The exercise> Report how many lines in the records hold the string "Update"; give the number and nothing else.

────

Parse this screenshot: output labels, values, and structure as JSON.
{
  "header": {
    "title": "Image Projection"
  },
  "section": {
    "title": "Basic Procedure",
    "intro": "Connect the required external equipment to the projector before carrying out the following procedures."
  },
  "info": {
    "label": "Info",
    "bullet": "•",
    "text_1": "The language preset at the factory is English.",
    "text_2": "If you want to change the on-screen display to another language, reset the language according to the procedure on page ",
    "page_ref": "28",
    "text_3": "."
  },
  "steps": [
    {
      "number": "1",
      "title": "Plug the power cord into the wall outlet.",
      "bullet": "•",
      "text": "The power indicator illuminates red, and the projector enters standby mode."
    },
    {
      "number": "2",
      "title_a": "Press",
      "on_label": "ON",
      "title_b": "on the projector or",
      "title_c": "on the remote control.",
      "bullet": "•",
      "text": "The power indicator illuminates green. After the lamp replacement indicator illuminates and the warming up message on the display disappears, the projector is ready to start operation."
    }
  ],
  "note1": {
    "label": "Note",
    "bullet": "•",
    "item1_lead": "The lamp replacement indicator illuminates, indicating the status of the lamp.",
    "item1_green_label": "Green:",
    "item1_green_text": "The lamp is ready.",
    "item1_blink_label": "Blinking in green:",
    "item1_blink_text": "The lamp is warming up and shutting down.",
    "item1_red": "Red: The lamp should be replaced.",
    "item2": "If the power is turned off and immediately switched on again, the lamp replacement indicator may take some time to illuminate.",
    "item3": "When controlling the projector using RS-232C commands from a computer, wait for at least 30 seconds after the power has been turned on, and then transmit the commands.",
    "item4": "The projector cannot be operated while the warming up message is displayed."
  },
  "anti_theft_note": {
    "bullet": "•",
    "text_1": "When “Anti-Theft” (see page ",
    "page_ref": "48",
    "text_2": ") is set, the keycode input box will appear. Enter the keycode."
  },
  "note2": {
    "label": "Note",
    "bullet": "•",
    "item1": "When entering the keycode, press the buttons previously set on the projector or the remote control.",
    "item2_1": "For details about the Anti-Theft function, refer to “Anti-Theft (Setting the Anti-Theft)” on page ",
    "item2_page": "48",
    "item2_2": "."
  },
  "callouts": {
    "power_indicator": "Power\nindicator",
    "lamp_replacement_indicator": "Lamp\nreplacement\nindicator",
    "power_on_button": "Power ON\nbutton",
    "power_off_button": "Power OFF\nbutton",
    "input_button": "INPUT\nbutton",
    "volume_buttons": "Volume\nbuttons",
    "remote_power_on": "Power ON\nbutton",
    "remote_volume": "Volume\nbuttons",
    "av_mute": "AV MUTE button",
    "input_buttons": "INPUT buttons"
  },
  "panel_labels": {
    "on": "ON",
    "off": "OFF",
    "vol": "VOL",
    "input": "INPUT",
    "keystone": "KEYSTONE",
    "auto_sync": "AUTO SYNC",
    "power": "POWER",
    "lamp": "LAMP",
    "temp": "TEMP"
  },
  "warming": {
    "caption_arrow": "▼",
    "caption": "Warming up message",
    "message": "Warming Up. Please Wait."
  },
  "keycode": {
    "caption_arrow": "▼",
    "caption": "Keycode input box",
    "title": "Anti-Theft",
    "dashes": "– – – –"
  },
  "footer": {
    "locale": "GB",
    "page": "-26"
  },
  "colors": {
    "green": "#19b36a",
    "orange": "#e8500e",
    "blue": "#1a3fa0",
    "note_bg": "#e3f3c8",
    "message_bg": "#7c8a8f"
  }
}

────

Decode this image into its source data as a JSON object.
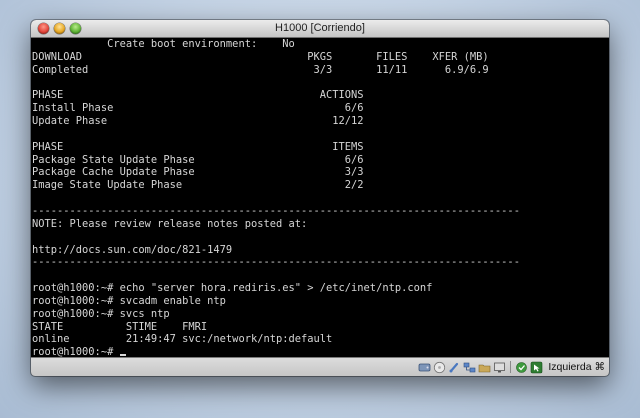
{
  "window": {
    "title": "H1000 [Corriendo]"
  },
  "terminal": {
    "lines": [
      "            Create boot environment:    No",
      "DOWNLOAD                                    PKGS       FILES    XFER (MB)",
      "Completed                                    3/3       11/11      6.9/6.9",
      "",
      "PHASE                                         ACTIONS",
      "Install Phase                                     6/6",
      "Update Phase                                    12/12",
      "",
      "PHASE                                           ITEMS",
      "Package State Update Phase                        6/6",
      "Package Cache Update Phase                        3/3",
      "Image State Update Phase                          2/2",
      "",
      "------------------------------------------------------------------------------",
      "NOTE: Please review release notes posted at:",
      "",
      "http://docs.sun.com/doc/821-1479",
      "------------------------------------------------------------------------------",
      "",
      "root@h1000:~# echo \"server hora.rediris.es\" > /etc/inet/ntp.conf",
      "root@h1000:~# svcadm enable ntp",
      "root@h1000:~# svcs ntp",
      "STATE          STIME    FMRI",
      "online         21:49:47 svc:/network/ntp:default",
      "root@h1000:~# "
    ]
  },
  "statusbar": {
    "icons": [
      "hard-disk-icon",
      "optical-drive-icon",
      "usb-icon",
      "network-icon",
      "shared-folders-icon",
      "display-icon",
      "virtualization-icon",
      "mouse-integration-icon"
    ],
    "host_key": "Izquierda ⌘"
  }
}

────

Output> 4